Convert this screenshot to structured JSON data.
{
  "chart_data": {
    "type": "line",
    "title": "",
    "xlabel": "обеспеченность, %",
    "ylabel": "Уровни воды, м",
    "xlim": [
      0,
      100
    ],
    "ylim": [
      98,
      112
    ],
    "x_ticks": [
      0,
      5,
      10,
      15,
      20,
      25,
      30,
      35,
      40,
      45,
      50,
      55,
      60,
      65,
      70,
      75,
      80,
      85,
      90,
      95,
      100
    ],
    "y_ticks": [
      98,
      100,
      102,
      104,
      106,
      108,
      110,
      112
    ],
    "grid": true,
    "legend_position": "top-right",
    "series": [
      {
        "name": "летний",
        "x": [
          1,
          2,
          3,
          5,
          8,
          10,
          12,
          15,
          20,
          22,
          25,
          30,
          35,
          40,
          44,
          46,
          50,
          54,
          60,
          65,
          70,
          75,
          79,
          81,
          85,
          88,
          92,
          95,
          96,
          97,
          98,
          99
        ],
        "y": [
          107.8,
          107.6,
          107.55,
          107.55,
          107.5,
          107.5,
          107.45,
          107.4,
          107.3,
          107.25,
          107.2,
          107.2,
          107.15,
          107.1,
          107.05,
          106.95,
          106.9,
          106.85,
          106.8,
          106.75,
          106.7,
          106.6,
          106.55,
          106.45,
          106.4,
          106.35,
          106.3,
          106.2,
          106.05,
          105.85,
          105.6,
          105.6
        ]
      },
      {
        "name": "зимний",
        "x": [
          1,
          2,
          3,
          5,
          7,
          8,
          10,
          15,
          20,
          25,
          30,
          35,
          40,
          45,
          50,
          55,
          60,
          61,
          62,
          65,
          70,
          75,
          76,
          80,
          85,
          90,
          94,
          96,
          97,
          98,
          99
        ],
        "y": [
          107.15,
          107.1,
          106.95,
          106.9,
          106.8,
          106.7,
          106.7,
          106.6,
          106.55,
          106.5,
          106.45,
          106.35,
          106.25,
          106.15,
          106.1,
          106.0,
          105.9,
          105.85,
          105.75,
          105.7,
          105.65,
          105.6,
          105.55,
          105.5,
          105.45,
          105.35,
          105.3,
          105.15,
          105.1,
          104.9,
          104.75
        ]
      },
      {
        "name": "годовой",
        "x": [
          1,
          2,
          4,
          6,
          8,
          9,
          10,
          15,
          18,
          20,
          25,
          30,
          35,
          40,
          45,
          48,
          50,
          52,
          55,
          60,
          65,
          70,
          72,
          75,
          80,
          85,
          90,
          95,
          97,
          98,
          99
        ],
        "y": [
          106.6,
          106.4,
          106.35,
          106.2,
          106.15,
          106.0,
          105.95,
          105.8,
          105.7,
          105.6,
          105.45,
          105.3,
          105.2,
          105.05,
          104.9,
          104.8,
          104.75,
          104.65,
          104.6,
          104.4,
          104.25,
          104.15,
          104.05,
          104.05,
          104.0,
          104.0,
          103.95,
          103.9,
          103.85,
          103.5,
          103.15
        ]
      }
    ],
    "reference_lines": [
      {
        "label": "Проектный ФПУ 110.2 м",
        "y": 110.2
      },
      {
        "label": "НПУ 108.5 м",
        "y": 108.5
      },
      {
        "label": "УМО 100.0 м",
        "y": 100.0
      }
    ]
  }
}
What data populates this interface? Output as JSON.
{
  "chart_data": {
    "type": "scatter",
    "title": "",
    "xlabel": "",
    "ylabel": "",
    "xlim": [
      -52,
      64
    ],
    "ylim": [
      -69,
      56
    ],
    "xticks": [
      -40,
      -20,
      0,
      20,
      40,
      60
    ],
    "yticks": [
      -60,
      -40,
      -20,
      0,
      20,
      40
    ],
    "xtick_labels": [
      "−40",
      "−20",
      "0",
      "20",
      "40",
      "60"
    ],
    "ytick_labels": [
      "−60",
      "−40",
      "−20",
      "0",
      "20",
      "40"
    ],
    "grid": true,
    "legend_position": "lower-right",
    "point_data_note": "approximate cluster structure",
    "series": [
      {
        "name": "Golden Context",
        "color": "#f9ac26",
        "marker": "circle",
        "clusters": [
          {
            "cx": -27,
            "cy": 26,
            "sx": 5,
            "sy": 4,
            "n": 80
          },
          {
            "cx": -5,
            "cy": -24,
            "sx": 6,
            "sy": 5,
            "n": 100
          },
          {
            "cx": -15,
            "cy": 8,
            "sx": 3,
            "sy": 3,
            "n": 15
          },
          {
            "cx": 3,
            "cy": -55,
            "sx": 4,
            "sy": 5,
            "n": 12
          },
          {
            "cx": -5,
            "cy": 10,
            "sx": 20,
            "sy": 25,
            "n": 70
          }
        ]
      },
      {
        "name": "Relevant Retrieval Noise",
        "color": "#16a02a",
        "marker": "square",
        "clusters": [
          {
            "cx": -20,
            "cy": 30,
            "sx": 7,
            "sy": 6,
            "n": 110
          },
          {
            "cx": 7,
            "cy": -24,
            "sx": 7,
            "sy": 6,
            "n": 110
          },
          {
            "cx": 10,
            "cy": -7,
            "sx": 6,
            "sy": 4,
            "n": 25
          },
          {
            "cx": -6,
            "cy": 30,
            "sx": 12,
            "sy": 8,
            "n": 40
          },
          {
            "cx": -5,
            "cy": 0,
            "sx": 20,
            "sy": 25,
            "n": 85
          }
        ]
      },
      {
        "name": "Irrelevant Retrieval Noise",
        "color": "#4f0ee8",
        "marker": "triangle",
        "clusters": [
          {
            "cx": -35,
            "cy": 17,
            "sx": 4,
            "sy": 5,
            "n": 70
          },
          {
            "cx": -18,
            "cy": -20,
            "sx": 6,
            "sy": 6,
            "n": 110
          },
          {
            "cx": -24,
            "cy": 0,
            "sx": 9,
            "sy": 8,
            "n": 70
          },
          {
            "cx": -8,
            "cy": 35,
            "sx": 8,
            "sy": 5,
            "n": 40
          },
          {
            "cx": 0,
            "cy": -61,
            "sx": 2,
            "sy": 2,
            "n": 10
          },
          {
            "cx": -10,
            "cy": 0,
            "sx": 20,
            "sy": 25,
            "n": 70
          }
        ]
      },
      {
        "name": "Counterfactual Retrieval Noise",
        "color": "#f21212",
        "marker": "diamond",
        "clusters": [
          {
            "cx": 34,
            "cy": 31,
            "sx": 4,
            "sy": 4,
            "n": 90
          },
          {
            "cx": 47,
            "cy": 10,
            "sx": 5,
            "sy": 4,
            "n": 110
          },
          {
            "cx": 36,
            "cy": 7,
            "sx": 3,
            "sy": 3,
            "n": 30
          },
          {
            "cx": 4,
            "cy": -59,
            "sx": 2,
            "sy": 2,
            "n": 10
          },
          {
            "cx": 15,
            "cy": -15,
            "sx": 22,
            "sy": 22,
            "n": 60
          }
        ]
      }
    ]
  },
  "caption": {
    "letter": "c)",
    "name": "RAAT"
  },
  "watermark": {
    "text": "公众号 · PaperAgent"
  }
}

=== EXERCISE DESCRIPTION ===
Produce a verbatim transcription of the entries above.

=== SOLUTION TO THIS TASK ===
Convert this screenshot to structured JSON data.
{
  "chart_data": {
    "type": "line",
    "title": "",
    "xlabel": "обеспеченность, %",
    "ylabel": "Уровни воды, м",
    "xlim": [
      0,
      100
    ],
    "ylim": [
      98,
      112
    ],
    "x_ticks": [
      0,
      5,
      10,
      15,
      20,
      25,
      30,
      35,
      40,
      45,
      50,
      55,
      60,
      65,
      70,
      75,
      80,
      85,
      90,
      95,
      100
    ],
    "y_ticks": [
      98,
      100,
      102,
      104,
      106,
      108,
      110,
      112
    ],
    "grid": true,
    "legend_position": "top-right",
    "series": [
      {
        "name": "летний",
        "x": [
          1,
          2,
          3,
          5,
          8,
          10,
          12,
          15,
          20,
          22,
          25,
          30,
          35,
          40,
          44,
          46,
          50,
          54,
          60,
          65,
          70,
          75,
          79,
          81,
          85,
          88,
          92,
          95,
          96,
          97,
          98,
          99
        ],
        "y": [
          107.8,
          107.6,
          107.55,
          107.55,
          107.5,
          107.5,
          107.45,
          107.4,
          107.3,
          107.25,
          107.2,
          107.2,
          107.15,
          107.1,
          107.05,
          106.95,
          106.9,
          106.85,
          106.8,
          106.75,
          106.7,
          106.6,
          106.55,
          106.45,
          106.4,
          106.35,
          106.3,
          106.2,
          106.05,
          105.85,
          105.6,
          105.6
        ]
      },
      {
        "name": "зимний",
        "x": [
          1,
          2,
          3,
          5,
          7,
          8,
          10,
          15,
          20,
          25,
          30,
          35,
          40,
          45,
          50,
          55,
          60,
          61,
          62,
          65,
          70,
          75,
          76,
          80,
          85,
          90,
          94,
          96,
          97,
          98,
          99
        ],
        "y": [
          107.15,
          107.1,
          106.95,
          106.9,
          106.8,
          106.7,
          106.7,
          106.6,
          106.55,
          106.5,
          106.45,
          106.35,
          106.25,
          106.15,
          106.1,
          106.0,
          105.9,
          105.85,
          105.75,
          105.7,
          105.65,
          105.6,
          105.55,
          105.5,
          105.45,
          105.35,
          105.3,
          105.15,
          105.1,
          104.9,
          104.75
        ]
      },
      {
        "name": "годовой",
        "x": [
          1,
          2,
          4,
          6,
          8,
          9,
          10,
          15,
          18,
          20,
          25,
          30,
          35,
          40,
          45,
          48,
          50,
          52,
          55,
          60,
          65,
          70,
          72,
          75,
          80,
          85,
          90,
          95,
          97,
          98,
          99
        ],
        "y": [
          106.6,
          106.4,
          106.35,
          106.2,
          106.15,
          106.0,
          105.95,
          105.8,
          105.7,
          105.6,
          105.45,
          105.3,
          105.2,
          105.05,
          104.9,
          104.8,
          104.75,
          104.65,
          104.6,
          104.4,
          104.25,
          104.15,
          104.05,
          104.05,
          104.0,
          104.0,
          103.95,
          103.9,
          103.85,
          103.5,
          103.15
        ]
      }
    ],
    "reference_lines": [
      {
        "label": "Проектный ФПУ 110.2 м",
        "y": 110.2
      },
      {
        "label": "НПУ 108.5 м",
        "y": 108.5
      },
      {
        "label": "УМО 100.0 м",
        "y": 100.0
      }
    ]
  }
}
What data populates this interface? Output as JSON.
{
  "chart_data": {
    "type": "scatter",
    "title": "",
    "xlabel": "",
    "ylabel": "",
    "xlim": [
      -52,
      64
    ],
    "ylim": [
      -69,
      56
    ],
    "xticks": [
      -40,
      -20,
      0,
      20,
      40,
      60
    ],
    "yticks": [
      -60,
      -40,
      -20,
      0,
      20,
      40
    ],
    "xtick_labels": [
      "−40",
      "−20",
      "0",
      "20",
      "40",
      "60"
    ],
    "ytick_labels": [
      "−60",
      "−40",
      "−20",
      "0",
      "20",
      "40"
    ],
    "grid": true,
    "legend_position": "lower-right",
    "point_data_note": "approximate cluster structure",
    "series": [
      {
        "name": "Golden Context",
        "color": "#f9ac26",
        "marker": "circle",
        "clusters": [
          {
            "cx": -27,
            "cy": 26,
            "sx": 5,
            "sy": 4,
            "n": 80
          },
          {
            "cx": -5,
            "cy": -24,
            "sx": 6,
            "sy": 5,
            "n": 100
          },
          {
            "cx": -15,
            "cy": 8,
            "sx": 3,
            "sy": 3,
            "n": 15
          },
          {
            "cx": 3,
            "cy": -55,
            "sx": 4,
            "sy": 5,
            "n": 12
          },
          {
            "cx": -5,
            "cy": 10,
            "sx": 20,
            "sy": 25,
            "n": 70
          }
        ]
      },
      {
        "name": "Relevant Retrieval Noise",
        "color": "#16a02a",
        "marker": "square",
        "clusters": [
          {
            "cx": -20,
            "cy": 30,
            "sx": 7,
            "sy": 6,
            "n": 110
          },
          {
            "cx": 7,
            "cy": -24,
            "sx": 7,
            "sy": 6,
            "n": 110
          },
          {
            "cx": 10,
            "cy": -7,
            "sx": 6,
            "sy": 4,
            "n": 25
          },
          {
            "cx": -6,
            "cy": 30,
            "sx": 12,
            "sy": 8,
            "n": 40
          },
          {
            "cx": -5,
            "cy": 0,
            "sx": 20,
            "sy": 25,
            "n": 85
          }
        ]
      },
      {
        "name": "Irrelevant Retrieval Noise",
        "color": "#4f0ee8",
        "marker": "triangle",
        "clusters": [
          {
            "cx": -35,
            "cy": 17,
            "sx": 4,
            "sy": 5,
            "n": 70
          },
          {
            "cx": -18,
            "cy": -20,
            "sx": 6,
            "sy": 6,
            "n": 110
          },
          {
            "cx": -24,
            "cy": 0,
            "sx": 9,
            "sy": 8,
            "n": 70
          },
          {
            "cx": -8,
            "cy": 35,
            "sx": 8,
            "sy": 5,
            "n": 40
          },
          {
            "cx": 0,
            "cy": -61,
            "sx": 2,
            "sy": 2,
            "n": 10
          },
          {
            "cx": -10,
            "cy": 0,
            "sx": 20,
            "sy": 25,
            "n": 70
          }
        ]
      },
      {
        "name": "Counterfactual Retrieval Noise",
        "color": "#f21212",
        "marker": "diamond",
        "clusters": [
          {
            "cx": 34,
            "cy": 31,
            "sx": 4,
            "sy": 4,
            "n": 90
          },
          {
            "cx": 47,
            "cy": 10,
            "sx": 5,
            "sy": 4,
            "n": 110
          },
          {
            "cx": 36,
            "cy": 7,
            "sx": 3,
            "sy": 3,
            "n": 30
          },
          {
            "cx": 4,
            "cy": -59,
            "sx": 2,
            "sy": 2,
            "n": 10
          },
          {
            "cx": 15,
            "cy": -15,
            "sx": 22,
            "sy": 22,
            "n": 60
          }
        ]
      }
    ]
  },
  "caption": {
    "letter": "c)",
    "name": "RAAT"
  },
  "watermark": {
    "text": "公众号 · PaperAgent"
  }
}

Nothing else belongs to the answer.